# TASK TO COMPLETE
Convert the stretch of item lines below, from the line containing "vegetation-pixel: [1639, 497, 1644, 503]" through the line containing "vegetation-pixel: [1989, 428, 1995, 434]", into a Markdown table with two columns, Row and Item line. Number each row and leave out any blank lines.

[START RECORDS FOR THIS EXERCISE]

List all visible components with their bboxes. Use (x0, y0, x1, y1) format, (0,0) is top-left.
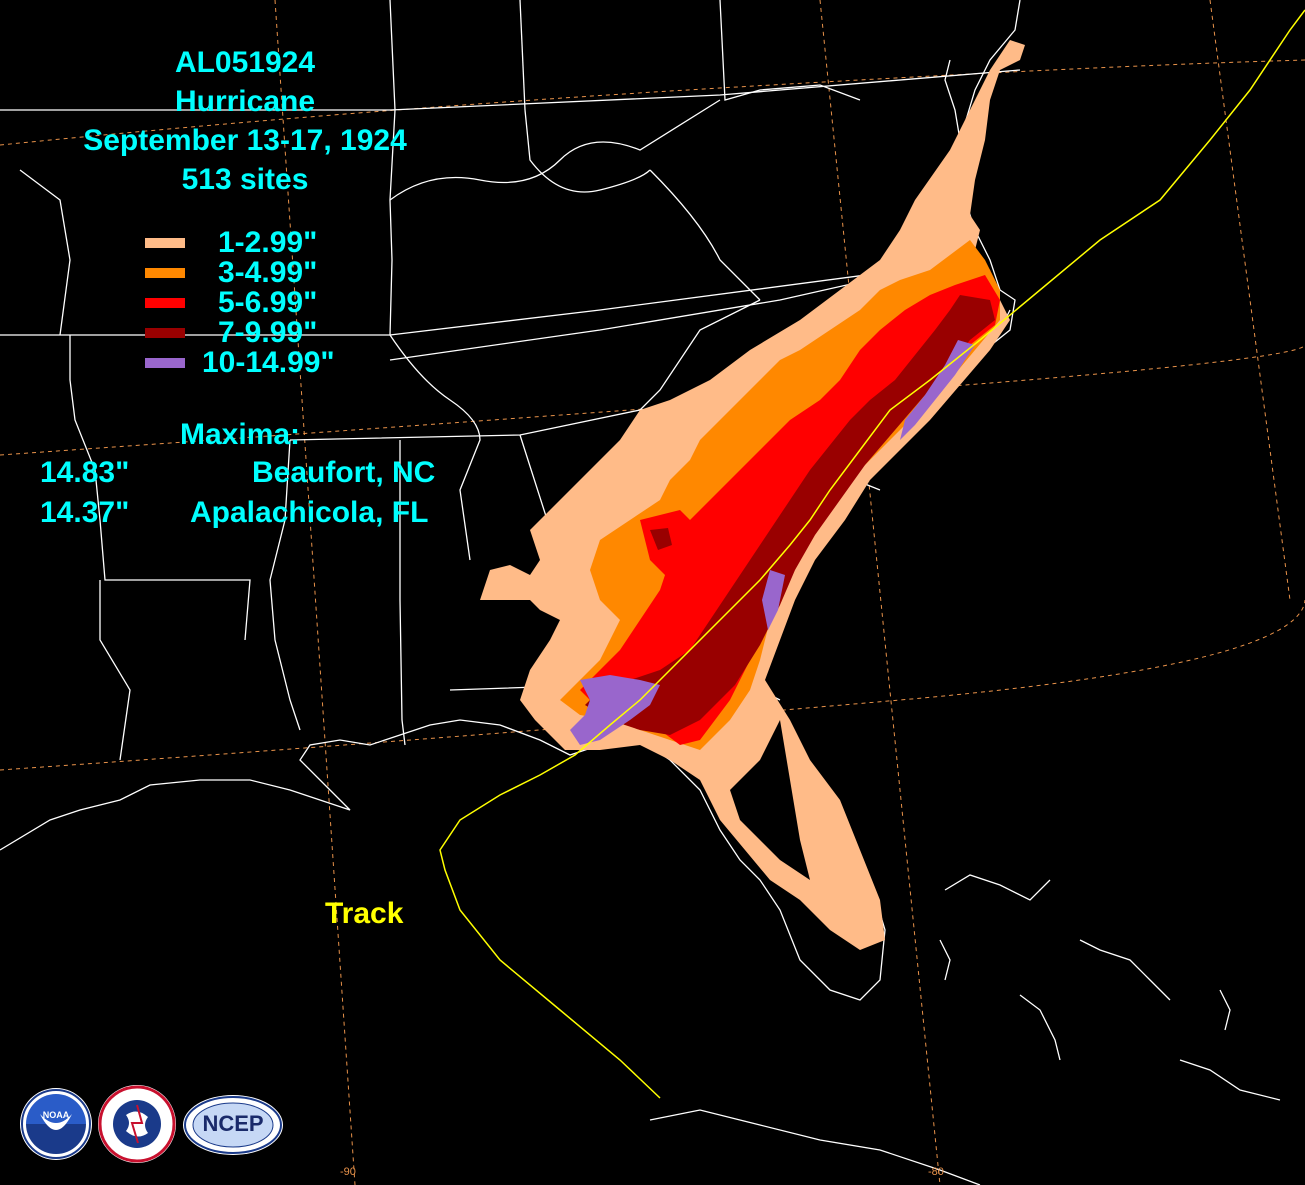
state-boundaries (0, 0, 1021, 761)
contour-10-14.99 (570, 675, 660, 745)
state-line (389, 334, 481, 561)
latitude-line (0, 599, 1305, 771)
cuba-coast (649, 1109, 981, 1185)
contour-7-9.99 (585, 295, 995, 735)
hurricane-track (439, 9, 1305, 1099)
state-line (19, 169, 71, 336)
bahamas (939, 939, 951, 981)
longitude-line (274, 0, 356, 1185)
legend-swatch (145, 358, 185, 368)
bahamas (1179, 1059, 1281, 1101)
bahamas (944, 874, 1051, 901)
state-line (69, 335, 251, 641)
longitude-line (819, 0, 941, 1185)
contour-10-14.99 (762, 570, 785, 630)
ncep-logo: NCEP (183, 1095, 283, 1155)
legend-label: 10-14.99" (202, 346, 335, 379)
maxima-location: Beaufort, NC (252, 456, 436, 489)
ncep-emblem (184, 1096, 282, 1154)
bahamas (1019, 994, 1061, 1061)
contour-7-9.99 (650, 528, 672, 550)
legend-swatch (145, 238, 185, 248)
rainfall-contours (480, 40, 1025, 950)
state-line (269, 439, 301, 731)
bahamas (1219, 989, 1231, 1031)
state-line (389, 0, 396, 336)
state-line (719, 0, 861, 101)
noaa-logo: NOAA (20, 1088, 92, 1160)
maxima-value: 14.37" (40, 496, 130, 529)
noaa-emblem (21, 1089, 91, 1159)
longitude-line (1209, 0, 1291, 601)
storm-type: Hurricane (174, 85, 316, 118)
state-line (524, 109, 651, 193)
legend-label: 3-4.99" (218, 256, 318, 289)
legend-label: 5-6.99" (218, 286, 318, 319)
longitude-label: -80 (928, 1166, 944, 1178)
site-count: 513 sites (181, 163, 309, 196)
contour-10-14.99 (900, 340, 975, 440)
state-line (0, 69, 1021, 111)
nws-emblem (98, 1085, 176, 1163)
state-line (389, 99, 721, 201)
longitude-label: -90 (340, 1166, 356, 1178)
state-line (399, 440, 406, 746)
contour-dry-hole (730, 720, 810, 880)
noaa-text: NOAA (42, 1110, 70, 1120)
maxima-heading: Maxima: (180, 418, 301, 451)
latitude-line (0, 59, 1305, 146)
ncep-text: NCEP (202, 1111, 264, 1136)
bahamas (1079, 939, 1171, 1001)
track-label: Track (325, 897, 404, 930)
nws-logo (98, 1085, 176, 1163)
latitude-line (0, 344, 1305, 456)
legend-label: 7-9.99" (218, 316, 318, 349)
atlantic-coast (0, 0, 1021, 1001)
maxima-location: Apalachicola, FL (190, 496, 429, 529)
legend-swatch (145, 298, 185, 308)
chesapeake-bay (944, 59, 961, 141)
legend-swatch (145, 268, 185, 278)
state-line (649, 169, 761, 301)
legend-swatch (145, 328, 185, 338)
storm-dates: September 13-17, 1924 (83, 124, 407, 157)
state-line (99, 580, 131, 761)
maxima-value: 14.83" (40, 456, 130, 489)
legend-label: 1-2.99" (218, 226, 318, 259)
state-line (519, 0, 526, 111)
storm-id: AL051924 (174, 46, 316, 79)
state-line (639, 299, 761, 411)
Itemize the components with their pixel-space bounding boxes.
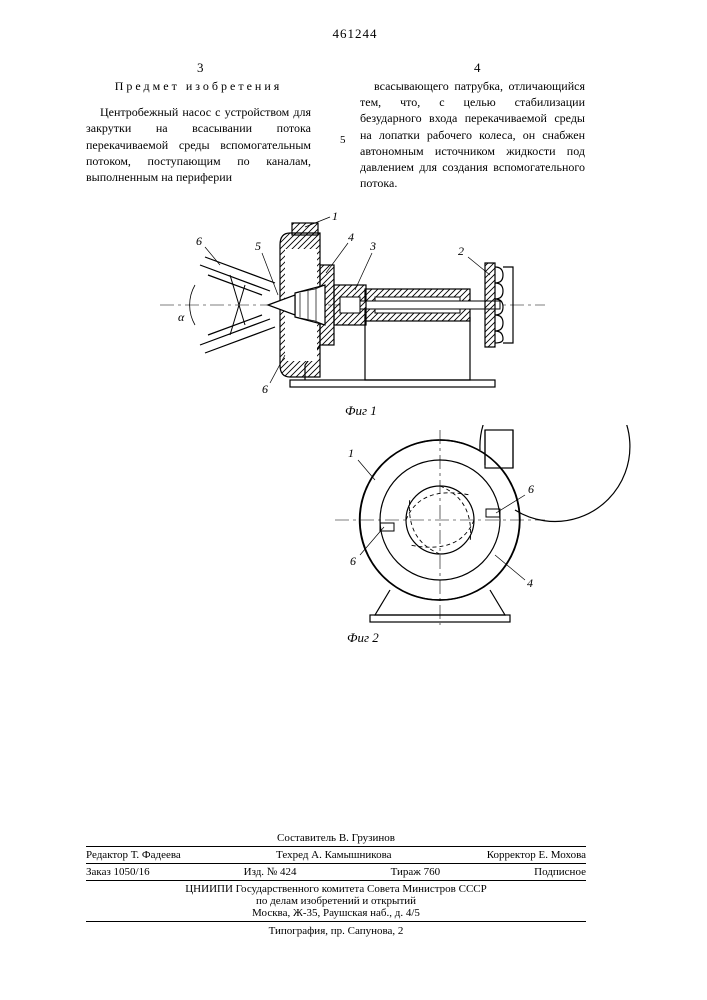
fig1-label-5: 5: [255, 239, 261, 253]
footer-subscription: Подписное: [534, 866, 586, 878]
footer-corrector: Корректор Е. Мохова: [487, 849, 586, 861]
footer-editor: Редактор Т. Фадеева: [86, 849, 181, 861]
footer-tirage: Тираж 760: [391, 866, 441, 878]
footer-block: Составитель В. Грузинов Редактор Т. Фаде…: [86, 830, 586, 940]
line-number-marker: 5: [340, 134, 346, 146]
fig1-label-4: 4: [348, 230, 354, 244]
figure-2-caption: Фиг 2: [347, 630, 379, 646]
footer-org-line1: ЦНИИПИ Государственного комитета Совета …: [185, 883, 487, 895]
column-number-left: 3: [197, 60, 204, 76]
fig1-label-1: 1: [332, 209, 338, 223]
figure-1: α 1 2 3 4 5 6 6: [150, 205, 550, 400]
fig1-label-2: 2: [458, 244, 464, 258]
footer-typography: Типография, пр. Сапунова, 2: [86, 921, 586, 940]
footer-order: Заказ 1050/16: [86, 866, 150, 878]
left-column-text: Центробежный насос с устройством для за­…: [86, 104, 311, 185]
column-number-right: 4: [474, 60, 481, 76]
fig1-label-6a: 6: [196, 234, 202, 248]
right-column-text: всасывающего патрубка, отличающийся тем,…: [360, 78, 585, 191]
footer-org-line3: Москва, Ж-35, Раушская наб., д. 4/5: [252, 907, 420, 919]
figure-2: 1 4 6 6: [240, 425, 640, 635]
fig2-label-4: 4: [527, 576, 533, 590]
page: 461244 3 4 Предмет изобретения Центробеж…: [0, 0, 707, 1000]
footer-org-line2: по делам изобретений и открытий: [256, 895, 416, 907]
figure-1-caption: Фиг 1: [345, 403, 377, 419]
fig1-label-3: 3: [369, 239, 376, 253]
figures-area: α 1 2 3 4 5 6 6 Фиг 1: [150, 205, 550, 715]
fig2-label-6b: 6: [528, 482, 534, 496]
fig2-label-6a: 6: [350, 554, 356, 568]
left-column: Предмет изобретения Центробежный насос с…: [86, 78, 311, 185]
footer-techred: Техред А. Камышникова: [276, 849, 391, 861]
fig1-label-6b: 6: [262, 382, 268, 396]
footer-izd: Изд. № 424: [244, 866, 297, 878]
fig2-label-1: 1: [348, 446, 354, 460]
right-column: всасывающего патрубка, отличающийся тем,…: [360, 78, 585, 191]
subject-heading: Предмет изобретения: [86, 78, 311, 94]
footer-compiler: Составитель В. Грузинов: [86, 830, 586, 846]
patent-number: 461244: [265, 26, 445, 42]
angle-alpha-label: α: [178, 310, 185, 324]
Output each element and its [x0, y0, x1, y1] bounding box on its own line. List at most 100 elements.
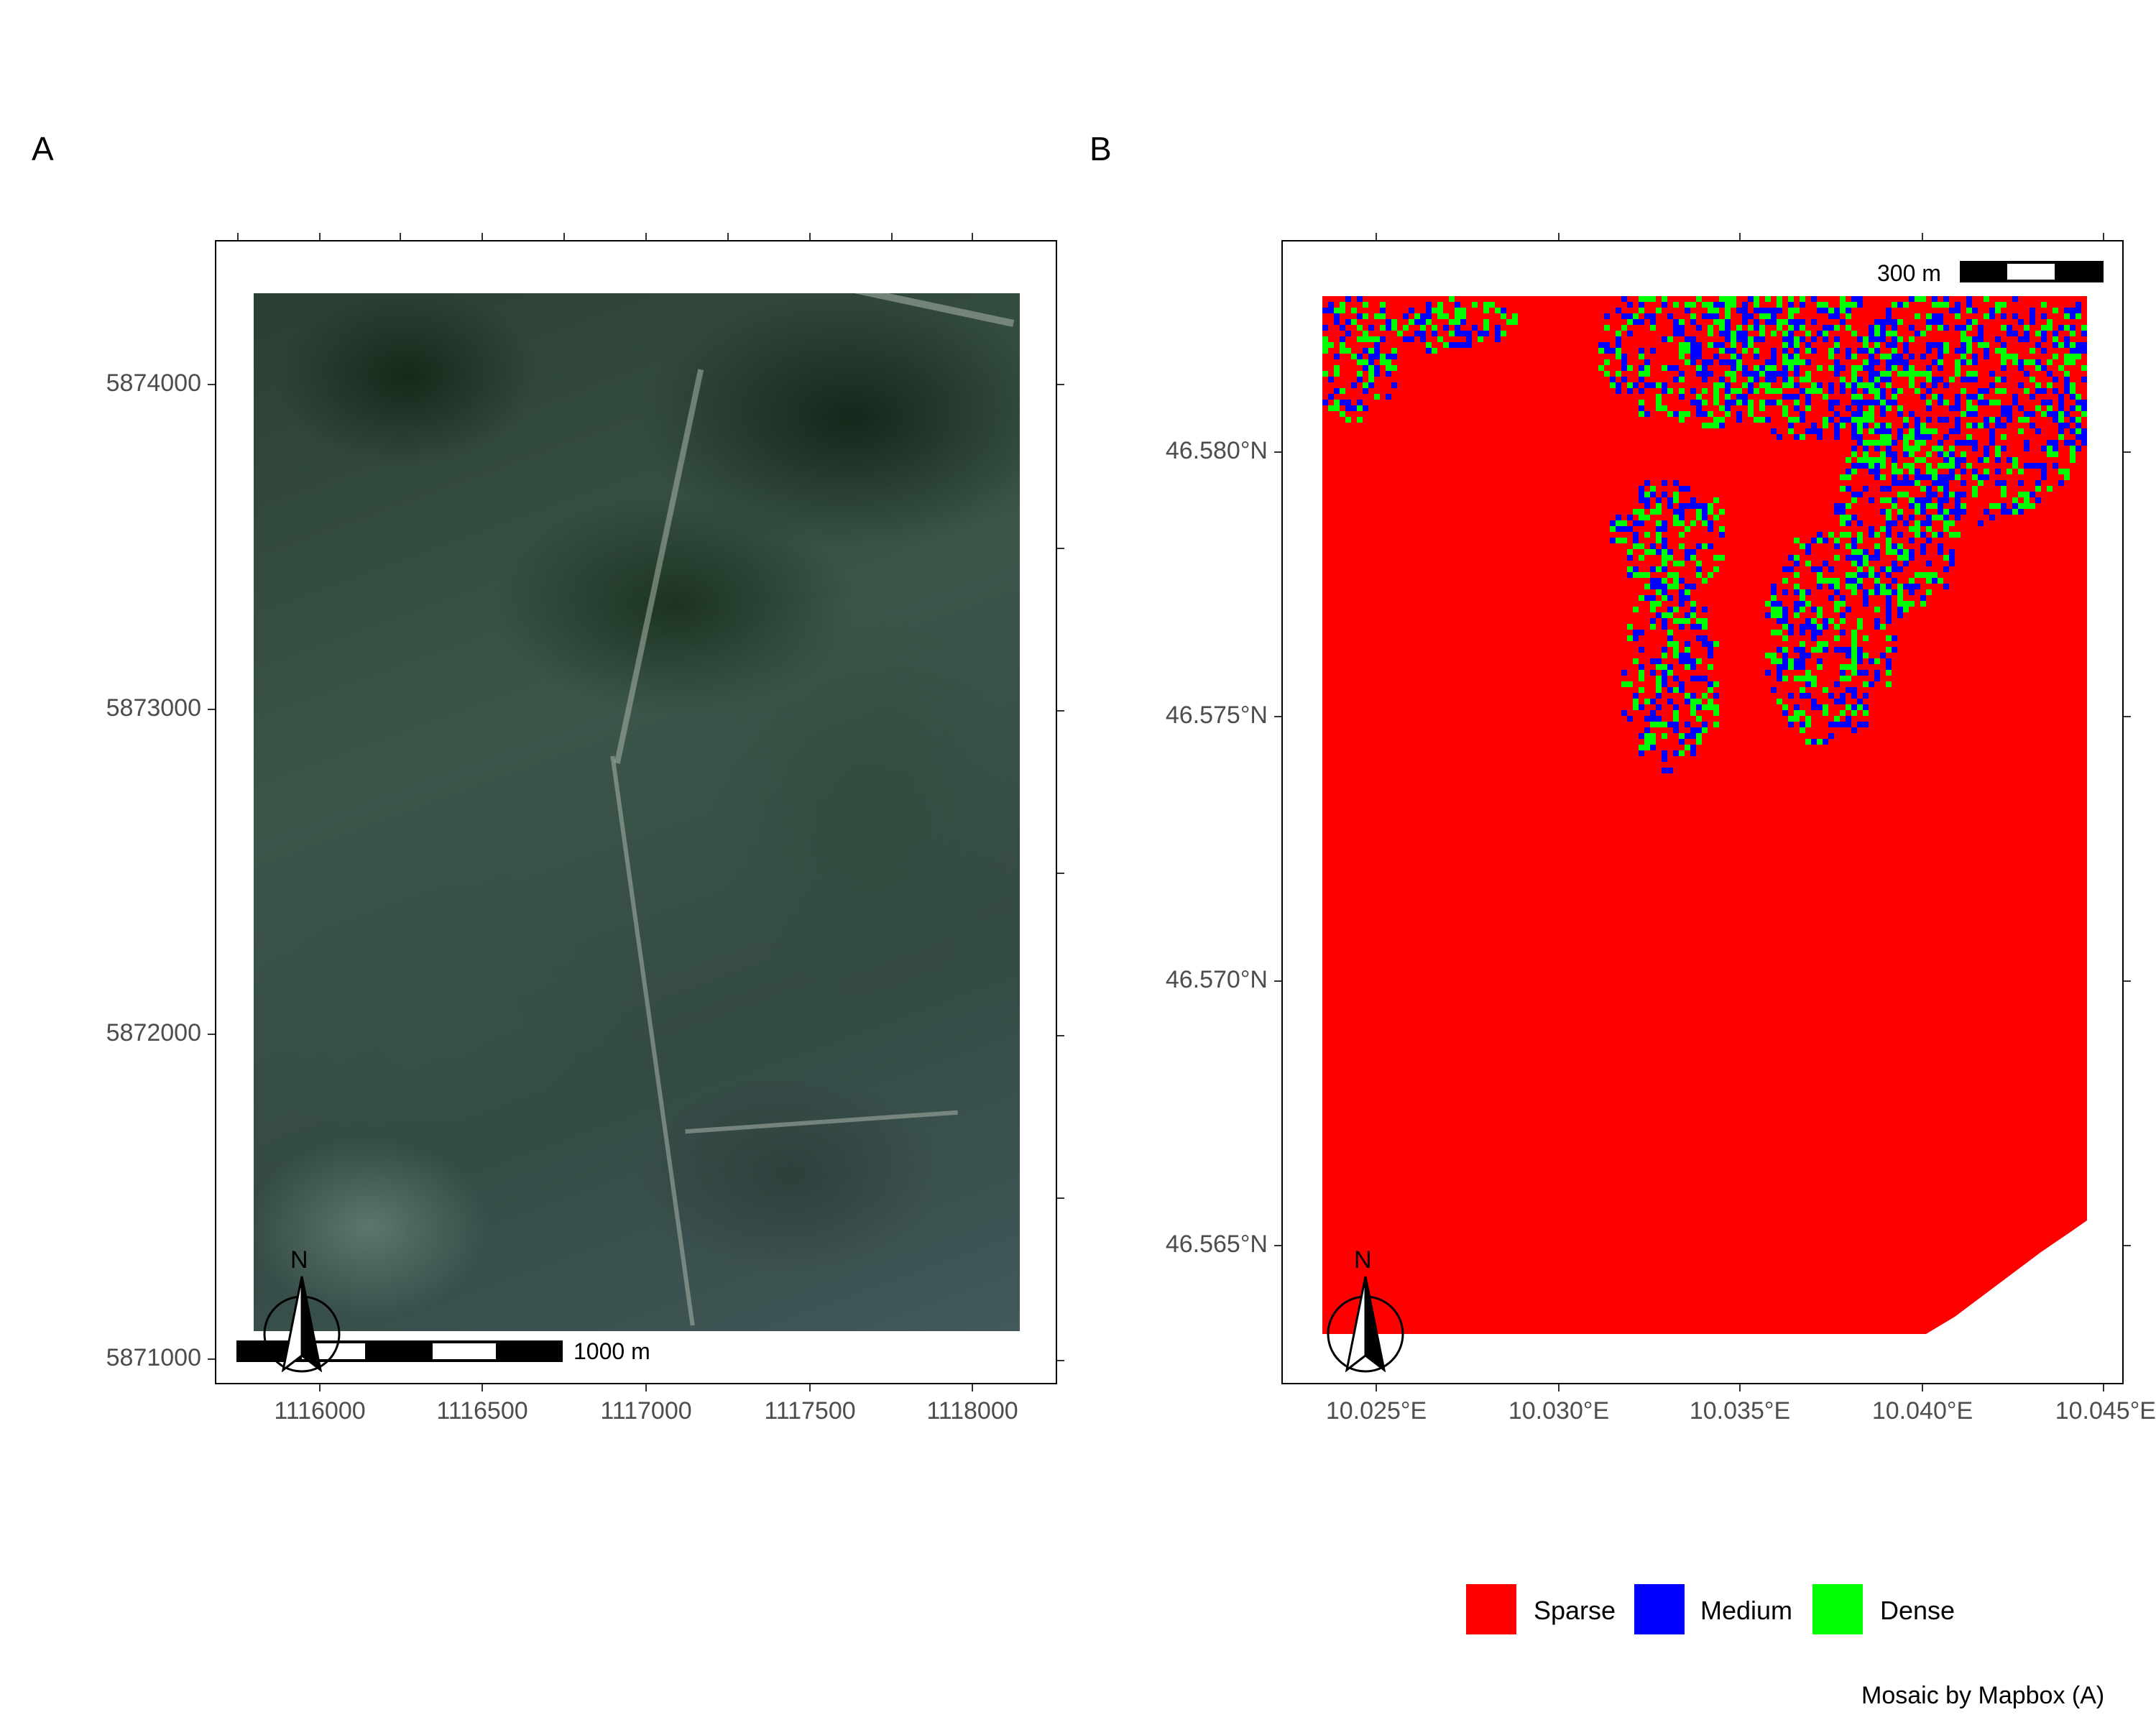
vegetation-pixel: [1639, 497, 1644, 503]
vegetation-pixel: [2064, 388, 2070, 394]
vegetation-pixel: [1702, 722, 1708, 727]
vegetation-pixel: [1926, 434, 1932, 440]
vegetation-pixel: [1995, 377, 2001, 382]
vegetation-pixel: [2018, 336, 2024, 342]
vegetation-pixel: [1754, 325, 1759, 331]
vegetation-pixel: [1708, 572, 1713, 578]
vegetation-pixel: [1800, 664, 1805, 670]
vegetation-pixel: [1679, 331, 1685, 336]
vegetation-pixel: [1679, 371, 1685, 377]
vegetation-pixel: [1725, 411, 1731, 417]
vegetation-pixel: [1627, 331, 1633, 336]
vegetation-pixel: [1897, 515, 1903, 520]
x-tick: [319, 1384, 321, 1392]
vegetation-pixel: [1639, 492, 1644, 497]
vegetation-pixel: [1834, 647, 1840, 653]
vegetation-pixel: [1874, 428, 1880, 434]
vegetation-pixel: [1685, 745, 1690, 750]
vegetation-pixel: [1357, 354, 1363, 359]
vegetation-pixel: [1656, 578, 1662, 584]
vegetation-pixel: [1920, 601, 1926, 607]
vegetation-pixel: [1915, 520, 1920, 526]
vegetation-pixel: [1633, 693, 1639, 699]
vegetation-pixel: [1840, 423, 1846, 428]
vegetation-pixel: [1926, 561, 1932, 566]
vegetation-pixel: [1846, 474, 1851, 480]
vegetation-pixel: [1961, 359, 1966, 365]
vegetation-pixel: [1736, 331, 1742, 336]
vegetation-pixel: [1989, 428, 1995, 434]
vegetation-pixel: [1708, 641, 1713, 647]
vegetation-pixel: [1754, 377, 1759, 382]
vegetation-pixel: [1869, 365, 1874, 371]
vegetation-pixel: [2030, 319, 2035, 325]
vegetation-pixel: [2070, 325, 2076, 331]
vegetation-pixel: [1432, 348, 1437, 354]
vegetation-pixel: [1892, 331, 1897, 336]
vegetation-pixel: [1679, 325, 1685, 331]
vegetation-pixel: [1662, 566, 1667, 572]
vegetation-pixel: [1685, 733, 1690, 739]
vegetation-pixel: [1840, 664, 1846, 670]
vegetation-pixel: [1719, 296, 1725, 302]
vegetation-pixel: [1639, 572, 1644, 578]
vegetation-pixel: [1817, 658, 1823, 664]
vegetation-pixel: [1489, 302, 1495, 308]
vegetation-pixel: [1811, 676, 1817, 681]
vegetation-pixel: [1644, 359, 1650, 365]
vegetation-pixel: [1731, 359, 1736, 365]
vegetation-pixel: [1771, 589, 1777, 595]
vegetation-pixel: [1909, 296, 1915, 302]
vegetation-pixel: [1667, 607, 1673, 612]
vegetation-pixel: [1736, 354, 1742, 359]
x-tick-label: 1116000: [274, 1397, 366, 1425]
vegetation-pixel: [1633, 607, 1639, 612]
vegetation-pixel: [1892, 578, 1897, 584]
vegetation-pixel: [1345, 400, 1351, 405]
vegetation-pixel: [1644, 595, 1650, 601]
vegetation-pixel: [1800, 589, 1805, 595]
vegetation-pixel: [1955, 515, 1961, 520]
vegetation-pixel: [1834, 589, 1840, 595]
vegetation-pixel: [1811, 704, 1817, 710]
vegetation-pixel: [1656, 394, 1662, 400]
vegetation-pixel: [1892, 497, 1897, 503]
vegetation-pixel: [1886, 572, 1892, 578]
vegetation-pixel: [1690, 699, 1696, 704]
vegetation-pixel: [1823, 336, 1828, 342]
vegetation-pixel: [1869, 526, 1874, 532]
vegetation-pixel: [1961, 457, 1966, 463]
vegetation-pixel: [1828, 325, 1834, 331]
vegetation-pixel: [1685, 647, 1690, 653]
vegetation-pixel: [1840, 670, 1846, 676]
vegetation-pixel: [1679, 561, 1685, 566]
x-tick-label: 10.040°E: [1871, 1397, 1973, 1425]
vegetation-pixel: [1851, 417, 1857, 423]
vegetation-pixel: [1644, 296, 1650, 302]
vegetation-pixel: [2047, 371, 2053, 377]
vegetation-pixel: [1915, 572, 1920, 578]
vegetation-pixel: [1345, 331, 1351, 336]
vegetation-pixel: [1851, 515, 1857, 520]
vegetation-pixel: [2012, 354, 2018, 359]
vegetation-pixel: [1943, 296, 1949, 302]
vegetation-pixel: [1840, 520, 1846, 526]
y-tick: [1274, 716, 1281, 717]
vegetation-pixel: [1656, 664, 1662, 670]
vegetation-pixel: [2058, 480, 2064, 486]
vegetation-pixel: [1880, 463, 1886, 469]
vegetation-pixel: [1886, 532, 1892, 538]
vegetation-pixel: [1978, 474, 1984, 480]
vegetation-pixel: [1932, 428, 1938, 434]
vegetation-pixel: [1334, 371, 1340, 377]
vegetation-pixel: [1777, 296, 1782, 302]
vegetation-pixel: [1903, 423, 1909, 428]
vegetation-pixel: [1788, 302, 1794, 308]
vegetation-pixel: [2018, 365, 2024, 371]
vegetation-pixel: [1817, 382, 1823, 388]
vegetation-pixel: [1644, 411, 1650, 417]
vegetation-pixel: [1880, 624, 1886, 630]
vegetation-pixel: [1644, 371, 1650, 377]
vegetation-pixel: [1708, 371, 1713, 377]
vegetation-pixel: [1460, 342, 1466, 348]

[END RECORDS FOR THIS EXERCISE]

# FINAL RESULT
| Row | Item line |
|---|---|
| 1 | vegetation-pixel: [1639, 497, 1644, 503] |
| 2 | vegetation-pixel: [2064, 388, 2070, 394] |
| 3 | vegetation-pixel: [1702, 722, 1708, 727] |
| 4 | vegetation-pixel: [1926, 434, 1932, 440] |
| 5 | vegetation-pixel: [1995, 377, 2001, 382] |
| 6 | vegetation-pixel: [2018, 336, 2024, 342] |
| 7 | vegetation-pixel: [1754, 325, 1759, 331] |
| 8 | vegetation-pixel: [1708, 572, 1713, 578] |
| 9 | vegetation-pixel: [1800, 664, 1805, 670] |
| 10 | vegetation-pixel: [1679, 331, 1685, 336] |
| 11 | vegetation-pixel: [1679, 371, 1685, 377] |
| 12 | vegetation-pixel: [1725, 411, 1731, 417] |
| 13 | vegetation-pixel: [1627, 331, 1633, 336] |
| 14 | vegetation-pixel: [1897, 515, 1903, 520] |
| 15 | x-tick: [319, 1384, 321, 1392] |
| 16 | vegetation-pixel: [1639, 492, 1644, 497] |
| 17 | vegetation-pixel: [1834, 647, 1840, 653] |
| 18 | vegetation-pixel: [1874, 428, 1880, 434] |
| 19 | vegetation-pixel: [1685, 745, 1690, 750] |
| 20 | vegetation-pixel: [1357, 354, 1363, 359] |
| 21 | vegetation-pixel: [1656, 578, 1662, 584] |
| 22 | vegetation-pixel: [1920, 601, 1926, 607] |
| 23 | vegetation-pixel: [1915, 520, 1920, 526] |
| 24 | vegetation-pixel: [1633, 693, 1639, 699] |
| 25 | vegetation-pixel: [1840, 423, 1846, 428] |
| 26 | vegetation-pixel: [1926, 561, 1932, 566] |
| 27 | vegetation-pixel: [1846, 474, 1851, 480] |
| 28 | vegetation-pixel: [1961, 359, 1966, 365] |
| 29 | vegetation-pixel: [1736, 331, 1742, 336] |
| 30 | vegetation-pixel: [1989, 428, 1995, 434] |